Description of the task
Will you print the material below without altering a single character?

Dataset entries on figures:
-------

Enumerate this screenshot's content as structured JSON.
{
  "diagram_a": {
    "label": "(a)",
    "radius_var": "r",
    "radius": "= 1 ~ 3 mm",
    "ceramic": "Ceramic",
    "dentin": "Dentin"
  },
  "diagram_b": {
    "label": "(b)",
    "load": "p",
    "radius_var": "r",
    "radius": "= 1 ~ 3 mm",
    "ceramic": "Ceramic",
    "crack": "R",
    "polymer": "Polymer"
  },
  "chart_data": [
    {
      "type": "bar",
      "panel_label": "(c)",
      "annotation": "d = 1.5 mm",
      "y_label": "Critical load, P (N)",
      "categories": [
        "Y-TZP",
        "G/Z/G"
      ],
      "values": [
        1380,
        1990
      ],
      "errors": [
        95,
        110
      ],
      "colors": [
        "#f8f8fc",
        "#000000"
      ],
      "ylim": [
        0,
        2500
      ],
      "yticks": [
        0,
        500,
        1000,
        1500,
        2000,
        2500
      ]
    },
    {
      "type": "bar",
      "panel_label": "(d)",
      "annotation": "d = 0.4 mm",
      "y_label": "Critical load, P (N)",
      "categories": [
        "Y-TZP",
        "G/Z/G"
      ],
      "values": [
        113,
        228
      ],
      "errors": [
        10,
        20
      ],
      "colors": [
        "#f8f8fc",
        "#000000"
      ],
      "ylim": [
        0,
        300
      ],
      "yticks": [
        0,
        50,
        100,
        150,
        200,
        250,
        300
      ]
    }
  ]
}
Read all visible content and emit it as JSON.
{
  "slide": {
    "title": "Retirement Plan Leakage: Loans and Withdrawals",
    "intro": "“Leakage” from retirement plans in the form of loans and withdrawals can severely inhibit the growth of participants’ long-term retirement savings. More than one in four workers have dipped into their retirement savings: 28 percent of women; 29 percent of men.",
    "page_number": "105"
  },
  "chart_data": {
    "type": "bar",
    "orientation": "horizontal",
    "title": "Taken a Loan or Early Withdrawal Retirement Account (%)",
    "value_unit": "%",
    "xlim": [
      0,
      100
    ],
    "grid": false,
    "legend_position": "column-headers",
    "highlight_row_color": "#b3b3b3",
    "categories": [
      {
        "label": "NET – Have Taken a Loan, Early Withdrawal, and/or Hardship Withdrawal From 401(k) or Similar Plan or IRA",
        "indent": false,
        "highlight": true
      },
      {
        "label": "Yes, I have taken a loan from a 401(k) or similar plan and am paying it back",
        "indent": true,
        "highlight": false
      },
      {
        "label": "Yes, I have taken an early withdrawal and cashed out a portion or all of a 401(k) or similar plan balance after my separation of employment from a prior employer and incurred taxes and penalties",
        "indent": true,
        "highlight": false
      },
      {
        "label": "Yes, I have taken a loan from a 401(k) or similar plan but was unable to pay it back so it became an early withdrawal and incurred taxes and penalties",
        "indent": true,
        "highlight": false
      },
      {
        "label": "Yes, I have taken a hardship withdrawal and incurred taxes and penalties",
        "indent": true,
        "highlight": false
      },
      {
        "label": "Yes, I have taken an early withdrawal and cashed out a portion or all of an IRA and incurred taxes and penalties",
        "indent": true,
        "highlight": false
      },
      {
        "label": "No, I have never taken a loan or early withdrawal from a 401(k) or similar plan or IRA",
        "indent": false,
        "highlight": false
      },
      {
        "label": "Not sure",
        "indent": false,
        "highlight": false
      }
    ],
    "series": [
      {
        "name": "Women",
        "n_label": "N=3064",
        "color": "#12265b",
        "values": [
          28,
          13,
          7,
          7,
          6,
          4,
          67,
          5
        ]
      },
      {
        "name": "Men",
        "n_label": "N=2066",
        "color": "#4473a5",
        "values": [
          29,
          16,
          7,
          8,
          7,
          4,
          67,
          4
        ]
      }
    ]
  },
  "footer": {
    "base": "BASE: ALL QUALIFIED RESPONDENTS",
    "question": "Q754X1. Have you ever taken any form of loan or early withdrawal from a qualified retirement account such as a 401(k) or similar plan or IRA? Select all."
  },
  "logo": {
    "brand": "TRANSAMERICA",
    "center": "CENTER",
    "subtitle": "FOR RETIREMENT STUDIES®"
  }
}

-------

Solution to this problem
Enumerate this screenshot's content as structured JSON.
{
  "diagram_a": {
    "label": "(a)",
    "radius_var": "r",
    "radius": "= 1 ~ 3 mm",
    "ceramic": "Ceramic",
    "dentin": "Dentin"
  },
  "diagram_b": {
    "label": "(b)",
    "load": "p",
    "radius_var": "r",
    "radius": "= 1 ~ 3 mm",
    "ceramic": "Ceramic",
    "crack": "R",
    "polymer": "Polymer"
  },
  "chart_data": [
    {
      "type": "bar",
      "panel_label": "(c)",
      "annotation": "d = 1.5 mm",
      "y_label": "Critical load, P (N)",
      "categories": [
        "Y-TZP",
        "G/Z/G"
      ],
      "values": [
        1380,
        1990
      ],
      "errors": [
        95,
        110
      ],
      "colors": [
        "#f8f8fc",
        "#000000"
      ],
      "ylim": [
        0,
        2500
      ],
      "yticks": [
        0,
        500,
        1000,
        1500,
        2000,
        2500
      ]
    },
    {
      "type": "bar",
      "panel_label": "(d)",
      "annotation": "d = 0.4 mm",
      "y_label": "Critical load, P (N)",
      "categories": [
        "Y-TZP",
        "G/Z/G"
      ],
      "values": [
        113,
        228
      ],
      "errors": [
        10,
        20
      ],
      "colors": [
        "#f8f8fc",
        "#000000"
      ],
      "ylim": [
        0,
        300
      ],
      "yticks": [
        0,
        50,
        100,
        150,
        200,
        250,
        300
      ]
    }
  ]
}
Read all visible content and emit it as JSON.
{
  "slide": {
    "title": "Retirement Plan Leakage: Loans and Withdrawals",
    "intro": "“Leakage” from retirement plans in the form of loans and withdrawals can severely inhibit the growth of participants’ long-term retirement savings. More than one in four workers have dipped into their retirement savings: 28 percent of women; 29 percent of men.",
    "page_number": "105"
  },
  "chart_data": {
    "type": "bar",
    "orientation": "horizontal",
    "title": "Taken a Loan or Early Withdrawal Retirement Account (%)",
    "value_unit": "%",
    "xlim": [
      0,
      100
    ],
    "grid": false,
    "legend_position": "column-headers",
    "highlight_row_color": "#b3b3b3",
    "categories": [
      {
        "label": "NET – Have Taken a Loan, Early Withdrawal, and/or Hardship Withdrawal From 401(k) or Similar Plan or IRA",
        "indent": false,
        "highlight": true
      },
      {
        "label": "Yes, I have taken a loan from a 401(k) or similar plan and am paying it back",
        "indent": true,
        "highlight": false
      },
      {
        "label": "Yes, I have taken an early withdrawal and cashed out a portion or all of a 401(k) or similar plan balance after my separation of employment from a prior employer and incurred taxes and penalties",
        "indent": true,
        "highlight": false
      },
      {
        "label": "Yes, I have taken a loan from a 401(k) or similar plan but was unable to pay it back so it became an early withdrawal and incurred taxes and penalties",
        "indent": true,
        "highlight": false
      },
      {
        "label": "Yes, I have taken a hardship withdrawal and incurred taxes and penalties",
        "indent": true,
        "highlight": false
      },
      {
        "label": "Yes, I have taken an early withdrawal and cashed out a portion or all of an IRA and incurred taxes and penalties",
        "indent": true,
        "highlight": false
      },
      {
        "label": "No, I have never taken a loan or early withdrawal from a 401(k) or similar plan or IRA",
        "indent": false,
        "highlight": false
      },
      {
        "label": "Not sure",
        "indent": false,
        "highlight": false
      }
    ],
    "series": [
      {
        "name": "Women",
        "n_label": "N=3064",
        "color": "#12265b",
        "values": [
          28,
          13,
          7,
          7,
          6,
          4,
          67,
          5
        ]
      },
      {
        "name": "Men",
        "n_label": "N=2066",
        "color": "#4473a5",
        "values": [
          29,
          16,
          7,
          8,
          7,
          4,
          67,
          4
        ]
      }
    ]
  },
  "footer": {
    "base": "BASE: ALL QUALIFIED RESPONDENTS",
    "question": "Q754X1. Have you ever taken any form of loan or early withdrawal from a qualified retirement account such as a 401(k) or similar plan or IRA? Select all."
  },
  "logo": {
    "brand": "TRANSAMERICA",
    "center": "CENTER",
    "subtitle": "FOR RETIREMENT STUDIES®"
  }
}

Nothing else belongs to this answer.